Every line that includes the word "Segundo" is to be listed.
--- Start DATASET ENTRIES ---
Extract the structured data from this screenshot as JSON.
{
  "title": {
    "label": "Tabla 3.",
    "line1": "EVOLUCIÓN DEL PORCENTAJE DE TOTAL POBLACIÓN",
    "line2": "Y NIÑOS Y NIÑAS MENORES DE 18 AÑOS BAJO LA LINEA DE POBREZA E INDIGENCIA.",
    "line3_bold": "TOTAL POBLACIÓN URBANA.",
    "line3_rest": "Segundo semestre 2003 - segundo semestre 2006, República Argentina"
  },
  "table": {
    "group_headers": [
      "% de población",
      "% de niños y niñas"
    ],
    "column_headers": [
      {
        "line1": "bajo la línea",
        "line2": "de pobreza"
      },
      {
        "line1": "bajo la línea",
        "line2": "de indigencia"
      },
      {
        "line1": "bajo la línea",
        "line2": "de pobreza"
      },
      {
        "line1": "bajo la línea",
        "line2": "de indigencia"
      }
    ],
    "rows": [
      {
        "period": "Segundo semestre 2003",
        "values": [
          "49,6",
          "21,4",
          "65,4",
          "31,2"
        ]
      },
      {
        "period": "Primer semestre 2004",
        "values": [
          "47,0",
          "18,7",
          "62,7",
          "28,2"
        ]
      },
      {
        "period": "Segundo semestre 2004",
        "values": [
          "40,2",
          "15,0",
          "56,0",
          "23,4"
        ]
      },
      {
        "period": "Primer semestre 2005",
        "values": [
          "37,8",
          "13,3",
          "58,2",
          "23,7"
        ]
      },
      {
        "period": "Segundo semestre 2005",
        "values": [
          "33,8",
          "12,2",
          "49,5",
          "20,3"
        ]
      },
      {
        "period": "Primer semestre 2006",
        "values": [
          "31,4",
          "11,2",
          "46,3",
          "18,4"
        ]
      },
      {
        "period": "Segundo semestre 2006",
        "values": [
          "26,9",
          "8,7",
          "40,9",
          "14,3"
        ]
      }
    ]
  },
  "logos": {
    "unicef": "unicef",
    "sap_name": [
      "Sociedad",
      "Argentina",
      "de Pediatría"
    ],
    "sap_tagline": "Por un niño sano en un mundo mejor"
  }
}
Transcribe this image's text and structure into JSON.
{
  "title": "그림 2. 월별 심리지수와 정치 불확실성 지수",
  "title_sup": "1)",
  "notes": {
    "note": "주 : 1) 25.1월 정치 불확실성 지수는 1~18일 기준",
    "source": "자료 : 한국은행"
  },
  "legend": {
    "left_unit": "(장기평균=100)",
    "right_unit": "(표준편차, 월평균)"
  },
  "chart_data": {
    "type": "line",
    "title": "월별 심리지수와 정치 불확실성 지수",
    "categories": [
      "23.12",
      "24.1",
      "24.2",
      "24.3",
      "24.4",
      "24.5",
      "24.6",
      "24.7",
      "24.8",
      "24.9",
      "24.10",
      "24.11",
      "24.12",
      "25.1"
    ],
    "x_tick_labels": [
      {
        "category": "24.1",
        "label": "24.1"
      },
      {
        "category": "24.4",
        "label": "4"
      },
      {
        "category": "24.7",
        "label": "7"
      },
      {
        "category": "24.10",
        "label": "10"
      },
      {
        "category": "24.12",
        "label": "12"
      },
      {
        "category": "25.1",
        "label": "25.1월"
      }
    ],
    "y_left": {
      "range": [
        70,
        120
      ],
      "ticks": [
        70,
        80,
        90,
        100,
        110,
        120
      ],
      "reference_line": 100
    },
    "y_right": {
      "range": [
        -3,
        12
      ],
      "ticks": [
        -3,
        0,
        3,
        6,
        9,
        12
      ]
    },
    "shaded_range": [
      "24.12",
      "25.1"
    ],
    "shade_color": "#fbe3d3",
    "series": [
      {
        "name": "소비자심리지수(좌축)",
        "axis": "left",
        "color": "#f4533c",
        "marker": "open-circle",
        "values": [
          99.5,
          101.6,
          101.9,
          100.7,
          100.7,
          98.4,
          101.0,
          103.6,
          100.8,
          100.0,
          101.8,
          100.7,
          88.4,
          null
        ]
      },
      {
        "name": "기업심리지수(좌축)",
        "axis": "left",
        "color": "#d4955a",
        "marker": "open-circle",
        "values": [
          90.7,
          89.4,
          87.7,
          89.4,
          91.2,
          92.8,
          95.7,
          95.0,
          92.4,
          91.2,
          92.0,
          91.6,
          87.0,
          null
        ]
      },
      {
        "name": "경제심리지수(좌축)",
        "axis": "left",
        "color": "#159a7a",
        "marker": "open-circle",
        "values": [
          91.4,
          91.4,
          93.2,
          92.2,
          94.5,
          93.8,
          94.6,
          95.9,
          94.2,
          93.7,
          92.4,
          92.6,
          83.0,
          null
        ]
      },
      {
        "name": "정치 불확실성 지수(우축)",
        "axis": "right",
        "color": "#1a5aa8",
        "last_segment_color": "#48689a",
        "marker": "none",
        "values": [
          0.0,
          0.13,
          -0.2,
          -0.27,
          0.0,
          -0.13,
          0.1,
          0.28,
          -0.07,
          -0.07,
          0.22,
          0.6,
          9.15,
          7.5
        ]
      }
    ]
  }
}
--- End DATASET ENTRIES ---
▸ WRITTEN RESPONSE:
    "line3_rest": "Segundo semestre 2003 - segundo semestre 2006, República Argentina"
        "period": "Segundo semestre 2003",
        "period": "Segundo semestre 2004",
        "period": "Segundo semestre 2005",
        "period": "Segundo semestre 2006",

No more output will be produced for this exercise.